** Start **
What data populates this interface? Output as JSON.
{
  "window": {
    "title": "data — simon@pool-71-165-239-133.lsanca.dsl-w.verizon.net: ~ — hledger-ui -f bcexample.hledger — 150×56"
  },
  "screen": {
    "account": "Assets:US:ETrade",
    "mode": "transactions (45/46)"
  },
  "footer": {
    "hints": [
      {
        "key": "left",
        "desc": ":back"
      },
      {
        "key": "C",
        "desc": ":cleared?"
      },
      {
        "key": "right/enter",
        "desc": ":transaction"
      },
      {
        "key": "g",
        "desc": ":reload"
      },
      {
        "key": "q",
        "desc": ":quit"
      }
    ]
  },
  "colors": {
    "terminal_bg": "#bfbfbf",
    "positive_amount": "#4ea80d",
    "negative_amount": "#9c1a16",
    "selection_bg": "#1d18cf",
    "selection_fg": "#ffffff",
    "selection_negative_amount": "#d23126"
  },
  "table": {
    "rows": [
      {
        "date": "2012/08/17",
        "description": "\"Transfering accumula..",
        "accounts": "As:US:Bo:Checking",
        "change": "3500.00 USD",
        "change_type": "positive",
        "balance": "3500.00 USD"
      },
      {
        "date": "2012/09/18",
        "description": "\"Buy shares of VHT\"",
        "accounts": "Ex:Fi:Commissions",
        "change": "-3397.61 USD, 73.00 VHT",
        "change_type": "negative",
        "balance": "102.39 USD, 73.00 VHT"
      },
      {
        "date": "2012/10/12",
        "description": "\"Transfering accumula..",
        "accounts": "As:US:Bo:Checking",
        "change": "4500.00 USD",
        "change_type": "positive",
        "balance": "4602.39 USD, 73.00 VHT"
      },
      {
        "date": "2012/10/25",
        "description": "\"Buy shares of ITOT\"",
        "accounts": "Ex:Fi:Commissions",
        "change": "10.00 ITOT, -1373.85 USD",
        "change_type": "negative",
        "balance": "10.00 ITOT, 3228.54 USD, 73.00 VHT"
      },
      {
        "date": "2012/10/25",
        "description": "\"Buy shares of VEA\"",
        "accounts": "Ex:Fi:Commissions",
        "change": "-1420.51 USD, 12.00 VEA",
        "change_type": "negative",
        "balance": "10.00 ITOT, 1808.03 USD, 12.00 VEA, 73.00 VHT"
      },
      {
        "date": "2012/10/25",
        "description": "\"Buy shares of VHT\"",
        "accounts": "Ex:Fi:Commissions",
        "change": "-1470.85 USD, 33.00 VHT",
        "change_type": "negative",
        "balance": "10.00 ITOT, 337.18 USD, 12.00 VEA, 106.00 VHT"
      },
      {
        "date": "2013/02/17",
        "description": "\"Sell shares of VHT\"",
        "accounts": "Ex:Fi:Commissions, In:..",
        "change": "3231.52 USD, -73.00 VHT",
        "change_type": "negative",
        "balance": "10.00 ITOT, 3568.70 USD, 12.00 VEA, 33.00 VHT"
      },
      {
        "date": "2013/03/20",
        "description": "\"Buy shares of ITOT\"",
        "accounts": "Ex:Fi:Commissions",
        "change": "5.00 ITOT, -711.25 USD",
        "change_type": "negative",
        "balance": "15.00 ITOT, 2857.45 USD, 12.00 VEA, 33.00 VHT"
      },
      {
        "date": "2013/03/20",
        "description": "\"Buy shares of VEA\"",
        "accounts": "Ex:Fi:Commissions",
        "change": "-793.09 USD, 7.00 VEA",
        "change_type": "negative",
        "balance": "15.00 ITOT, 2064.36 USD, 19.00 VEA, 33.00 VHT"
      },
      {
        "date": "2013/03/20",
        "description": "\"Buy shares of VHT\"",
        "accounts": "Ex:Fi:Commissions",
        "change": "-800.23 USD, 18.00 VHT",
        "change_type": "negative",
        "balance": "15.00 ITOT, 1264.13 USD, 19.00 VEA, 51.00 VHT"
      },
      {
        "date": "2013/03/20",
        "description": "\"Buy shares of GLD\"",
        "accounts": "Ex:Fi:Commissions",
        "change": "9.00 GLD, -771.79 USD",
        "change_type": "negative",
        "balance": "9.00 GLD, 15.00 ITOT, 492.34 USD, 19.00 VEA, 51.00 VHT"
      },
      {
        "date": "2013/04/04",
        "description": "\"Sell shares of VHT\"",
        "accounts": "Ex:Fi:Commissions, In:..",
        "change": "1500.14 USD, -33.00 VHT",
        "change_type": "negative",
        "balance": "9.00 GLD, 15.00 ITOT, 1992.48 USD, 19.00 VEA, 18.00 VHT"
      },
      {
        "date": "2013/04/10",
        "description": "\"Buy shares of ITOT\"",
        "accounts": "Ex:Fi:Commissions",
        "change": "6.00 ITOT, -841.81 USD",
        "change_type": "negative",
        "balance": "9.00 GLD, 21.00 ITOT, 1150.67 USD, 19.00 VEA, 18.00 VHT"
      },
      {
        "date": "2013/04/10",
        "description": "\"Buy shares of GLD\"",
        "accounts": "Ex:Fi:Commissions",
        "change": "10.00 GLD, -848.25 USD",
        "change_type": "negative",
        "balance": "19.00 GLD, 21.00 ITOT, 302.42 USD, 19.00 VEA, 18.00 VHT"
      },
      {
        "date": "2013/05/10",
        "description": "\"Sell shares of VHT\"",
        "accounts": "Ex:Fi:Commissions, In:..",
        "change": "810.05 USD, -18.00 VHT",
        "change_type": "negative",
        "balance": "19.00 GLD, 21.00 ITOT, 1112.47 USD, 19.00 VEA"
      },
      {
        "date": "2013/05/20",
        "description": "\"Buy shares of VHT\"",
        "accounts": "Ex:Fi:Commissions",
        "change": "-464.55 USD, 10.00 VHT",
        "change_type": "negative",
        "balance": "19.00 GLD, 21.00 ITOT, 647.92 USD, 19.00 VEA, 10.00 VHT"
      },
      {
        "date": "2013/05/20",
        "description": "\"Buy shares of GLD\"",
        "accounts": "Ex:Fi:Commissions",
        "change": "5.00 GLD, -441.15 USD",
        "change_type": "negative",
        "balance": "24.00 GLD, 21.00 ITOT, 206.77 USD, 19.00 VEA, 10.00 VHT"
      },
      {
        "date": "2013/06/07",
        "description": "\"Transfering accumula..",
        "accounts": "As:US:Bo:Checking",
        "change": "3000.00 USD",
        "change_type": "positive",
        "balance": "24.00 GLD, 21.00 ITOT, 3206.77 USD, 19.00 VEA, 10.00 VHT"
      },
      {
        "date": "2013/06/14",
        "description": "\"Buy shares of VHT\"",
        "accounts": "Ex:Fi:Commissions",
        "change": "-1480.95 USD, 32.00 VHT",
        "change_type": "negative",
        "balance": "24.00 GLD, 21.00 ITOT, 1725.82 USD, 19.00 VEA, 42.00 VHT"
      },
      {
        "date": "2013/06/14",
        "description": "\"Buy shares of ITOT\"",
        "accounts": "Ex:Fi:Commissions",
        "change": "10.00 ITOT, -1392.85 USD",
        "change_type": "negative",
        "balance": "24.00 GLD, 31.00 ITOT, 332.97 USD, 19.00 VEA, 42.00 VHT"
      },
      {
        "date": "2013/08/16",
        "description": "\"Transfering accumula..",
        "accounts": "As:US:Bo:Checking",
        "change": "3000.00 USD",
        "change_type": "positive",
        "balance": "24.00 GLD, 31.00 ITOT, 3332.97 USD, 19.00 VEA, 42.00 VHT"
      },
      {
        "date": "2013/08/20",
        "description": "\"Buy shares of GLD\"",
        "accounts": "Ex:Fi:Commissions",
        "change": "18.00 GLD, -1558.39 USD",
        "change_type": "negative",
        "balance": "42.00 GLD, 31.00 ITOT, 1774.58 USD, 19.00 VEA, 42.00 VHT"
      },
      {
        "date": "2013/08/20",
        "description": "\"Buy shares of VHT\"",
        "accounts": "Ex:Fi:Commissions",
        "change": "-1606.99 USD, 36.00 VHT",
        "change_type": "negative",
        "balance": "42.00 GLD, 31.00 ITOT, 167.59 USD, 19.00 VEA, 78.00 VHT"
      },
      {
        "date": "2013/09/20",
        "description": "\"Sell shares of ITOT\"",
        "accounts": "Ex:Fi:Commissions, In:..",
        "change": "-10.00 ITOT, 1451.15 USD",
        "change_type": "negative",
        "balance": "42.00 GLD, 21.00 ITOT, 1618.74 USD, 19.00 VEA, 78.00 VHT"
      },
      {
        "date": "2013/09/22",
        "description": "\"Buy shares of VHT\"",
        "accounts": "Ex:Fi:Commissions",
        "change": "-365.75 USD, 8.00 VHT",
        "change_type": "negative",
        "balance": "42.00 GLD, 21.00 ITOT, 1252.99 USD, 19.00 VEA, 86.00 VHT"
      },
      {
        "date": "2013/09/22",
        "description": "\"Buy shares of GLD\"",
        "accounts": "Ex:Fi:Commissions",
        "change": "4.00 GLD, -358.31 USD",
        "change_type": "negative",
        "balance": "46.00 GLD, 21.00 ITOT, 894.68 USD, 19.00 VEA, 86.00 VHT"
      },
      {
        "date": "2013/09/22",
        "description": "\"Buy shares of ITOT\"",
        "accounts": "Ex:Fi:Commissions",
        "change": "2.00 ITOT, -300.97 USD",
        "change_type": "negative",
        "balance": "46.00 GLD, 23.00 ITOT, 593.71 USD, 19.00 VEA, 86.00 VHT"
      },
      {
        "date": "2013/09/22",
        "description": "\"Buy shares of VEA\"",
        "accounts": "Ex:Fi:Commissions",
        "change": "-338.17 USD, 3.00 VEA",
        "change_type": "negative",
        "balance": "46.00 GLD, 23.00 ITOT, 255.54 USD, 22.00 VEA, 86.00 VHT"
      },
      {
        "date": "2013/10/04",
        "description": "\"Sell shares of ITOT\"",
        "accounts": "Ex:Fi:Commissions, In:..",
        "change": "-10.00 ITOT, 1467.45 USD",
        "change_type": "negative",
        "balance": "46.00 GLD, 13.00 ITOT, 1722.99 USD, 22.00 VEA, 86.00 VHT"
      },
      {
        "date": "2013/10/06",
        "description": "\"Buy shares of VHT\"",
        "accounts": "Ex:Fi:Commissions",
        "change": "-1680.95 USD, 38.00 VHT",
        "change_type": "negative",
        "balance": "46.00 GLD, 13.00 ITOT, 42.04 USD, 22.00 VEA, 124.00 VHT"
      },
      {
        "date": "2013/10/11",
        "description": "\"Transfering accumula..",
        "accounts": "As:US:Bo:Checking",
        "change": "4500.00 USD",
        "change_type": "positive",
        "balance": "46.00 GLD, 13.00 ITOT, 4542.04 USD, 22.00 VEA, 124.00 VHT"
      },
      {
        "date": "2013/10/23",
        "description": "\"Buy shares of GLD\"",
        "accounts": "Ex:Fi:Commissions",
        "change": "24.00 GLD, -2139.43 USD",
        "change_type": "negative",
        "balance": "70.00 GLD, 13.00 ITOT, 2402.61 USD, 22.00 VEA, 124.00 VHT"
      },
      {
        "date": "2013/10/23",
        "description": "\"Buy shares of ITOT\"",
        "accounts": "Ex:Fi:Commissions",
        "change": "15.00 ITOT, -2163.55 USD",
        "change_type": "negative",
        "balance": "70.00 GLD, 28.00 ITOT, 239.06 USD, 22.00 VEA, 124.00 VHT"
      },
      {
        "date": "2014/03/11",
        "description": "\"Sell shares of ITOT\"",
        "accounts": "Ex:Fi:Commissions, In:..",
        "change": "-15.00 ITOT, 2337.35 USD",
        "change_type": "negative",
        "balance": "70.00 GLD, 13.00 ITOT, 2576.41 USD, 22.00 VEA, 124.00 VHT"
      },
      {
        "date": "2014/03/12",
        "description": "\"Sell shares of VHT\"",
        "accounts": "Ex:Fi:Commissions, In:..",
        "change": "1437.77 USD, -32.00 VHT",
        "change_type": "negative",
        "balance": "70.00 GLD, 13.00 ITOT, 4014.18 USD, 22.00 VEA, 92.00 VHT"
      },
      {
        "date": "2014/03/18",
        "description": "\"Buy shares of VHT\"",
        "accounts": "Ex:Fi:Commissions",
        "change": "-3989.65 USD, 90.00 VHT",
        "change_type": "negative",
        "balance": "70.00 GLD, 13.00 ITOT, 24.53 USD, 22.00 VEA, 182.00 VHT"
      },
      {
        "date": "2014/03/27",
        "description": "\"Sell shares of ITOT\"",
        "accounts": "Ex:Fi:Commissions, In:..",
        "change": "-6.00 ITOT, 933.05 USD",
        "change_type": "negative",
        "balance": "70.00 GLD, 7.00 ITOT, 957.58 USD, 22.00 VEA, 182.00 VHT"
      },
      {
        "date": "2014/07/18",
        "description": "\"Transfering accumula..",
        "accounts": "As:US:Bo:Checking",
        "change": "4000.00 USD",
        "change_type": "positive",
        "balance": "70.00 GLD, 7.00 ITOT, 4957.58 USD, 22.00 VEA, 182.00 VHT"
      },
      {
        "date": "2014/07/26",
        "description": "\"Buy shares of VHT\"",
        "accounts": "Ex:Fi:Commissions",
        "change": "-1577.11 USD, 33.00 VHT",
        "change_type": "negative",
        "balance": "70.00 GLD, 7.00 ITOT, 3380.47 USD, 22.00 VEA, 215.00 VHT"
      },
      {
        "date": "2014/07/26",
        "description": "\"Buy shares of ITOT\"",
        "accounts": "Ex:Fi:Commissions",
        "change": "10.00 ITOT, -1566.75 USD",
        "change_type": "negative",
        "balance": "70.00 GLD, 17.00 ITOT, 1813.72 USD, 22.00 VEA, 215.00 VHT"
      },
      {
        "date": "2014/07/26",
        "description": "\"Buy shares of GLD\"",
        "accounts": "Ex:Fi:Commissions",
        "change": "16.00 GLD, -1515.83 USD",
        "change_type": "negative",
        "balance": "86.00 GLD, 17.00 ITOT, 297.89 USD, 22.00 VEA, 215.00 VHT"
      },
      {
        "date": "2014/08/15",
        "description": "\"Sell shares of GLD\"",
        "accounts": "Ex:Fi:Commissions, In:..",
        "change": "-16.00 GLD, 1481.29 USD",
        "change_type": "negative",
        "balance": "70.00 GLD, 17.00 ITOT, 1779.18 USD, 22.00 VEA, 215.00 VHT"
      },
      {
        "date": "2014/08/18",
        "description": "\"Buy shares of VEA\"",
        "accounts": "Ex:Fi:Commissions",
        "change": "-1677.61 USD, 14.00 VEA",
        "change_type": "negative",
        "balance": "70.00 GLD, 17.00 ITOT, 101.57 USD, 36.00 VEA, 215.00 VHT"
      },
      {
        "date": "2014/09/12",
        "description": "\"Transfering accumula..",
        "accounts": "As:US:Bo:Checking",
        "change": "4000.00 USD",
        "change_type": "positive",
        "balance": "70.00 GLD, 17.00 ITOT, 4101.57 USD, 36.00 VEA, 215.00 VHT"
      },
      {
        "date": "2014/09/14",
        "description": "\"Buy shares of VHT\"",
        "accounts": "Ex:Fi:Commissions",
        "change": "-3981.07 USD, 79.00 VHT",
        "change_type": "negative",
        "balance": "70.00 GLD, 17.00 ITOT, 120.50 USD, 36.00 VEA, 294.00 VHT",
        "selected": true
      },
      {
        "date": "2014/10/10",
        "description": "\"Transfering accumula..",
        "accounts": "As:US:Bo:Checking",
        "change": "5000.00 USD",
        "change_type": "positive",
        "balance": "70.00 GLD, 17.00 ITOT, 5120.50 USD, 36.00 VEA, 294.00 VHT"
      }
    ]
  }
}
** End **
#### THE PROBLEM
Report the number of lines of the listing above that hold the string "data", with no other text.

#### THE REPLY
2